---- Record set

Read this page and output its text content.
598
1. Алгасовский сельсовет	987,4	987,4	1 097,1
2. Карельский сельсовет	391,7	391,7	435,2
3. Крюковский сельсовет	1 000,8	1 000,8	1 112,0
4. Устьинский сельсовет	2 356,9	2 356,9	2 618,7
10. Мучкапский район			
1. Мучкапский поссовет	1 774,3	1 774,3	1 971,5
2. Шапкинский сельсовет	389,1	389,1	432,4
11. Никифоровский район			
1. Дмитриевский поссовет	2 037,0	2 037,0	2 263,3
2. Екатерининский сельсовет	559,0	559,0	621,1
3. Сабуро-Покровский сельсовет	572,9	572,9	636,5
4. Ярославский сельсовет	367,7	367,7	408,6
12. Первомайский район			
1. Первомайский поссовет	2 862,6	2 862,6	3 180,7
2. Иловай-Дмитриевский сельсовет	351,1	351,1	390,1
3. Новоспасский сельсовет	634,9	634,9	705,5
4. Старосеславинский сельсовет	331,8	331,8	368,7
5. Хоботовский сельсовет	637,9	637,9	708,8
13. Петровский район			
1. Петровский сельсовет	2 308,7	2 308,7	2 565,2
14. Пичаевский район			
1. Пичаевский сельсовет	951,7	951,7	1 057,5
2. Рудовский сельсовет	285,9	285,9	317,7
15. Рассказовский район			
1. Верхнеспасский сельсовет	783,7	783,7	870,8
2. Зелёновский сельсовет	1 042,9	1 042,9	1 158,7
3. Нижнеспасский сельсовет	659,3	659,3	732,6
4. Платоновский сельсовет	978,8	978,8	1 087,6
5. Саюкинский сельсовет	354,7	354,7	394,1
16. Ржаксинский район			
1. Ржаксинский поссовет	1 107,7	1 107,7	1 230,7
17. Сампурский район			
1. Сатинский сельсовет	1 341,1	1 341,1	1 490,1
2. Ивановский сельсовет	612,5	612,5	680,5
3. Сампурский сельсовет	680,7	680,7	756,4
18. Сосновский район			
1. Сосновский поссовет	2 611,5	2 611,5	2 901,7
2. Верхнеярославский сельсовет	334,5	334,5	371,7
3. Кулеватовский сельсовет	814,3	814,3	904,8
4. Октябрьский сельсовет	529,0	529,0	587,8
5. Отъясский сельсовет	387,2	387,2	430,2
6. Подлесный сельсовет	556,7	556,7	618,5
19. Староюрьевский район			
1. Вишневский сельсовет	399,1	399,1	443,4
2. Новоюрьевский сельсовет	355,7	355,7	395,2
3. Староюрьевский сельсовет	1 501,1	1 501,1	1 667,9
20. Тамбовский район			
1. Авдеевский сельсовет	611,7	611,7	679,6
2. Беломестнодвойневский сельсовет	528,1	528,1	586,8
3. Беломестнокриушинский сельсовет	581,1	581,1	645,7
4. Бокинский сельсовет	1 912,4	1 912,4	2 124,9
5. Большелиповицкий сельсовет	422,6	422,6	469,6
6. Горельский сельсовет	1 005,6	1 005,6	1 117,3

--------

__Short problem__:
Answer only with how many lines in the records include "Первомайский".

__Answer to this exercise__:
2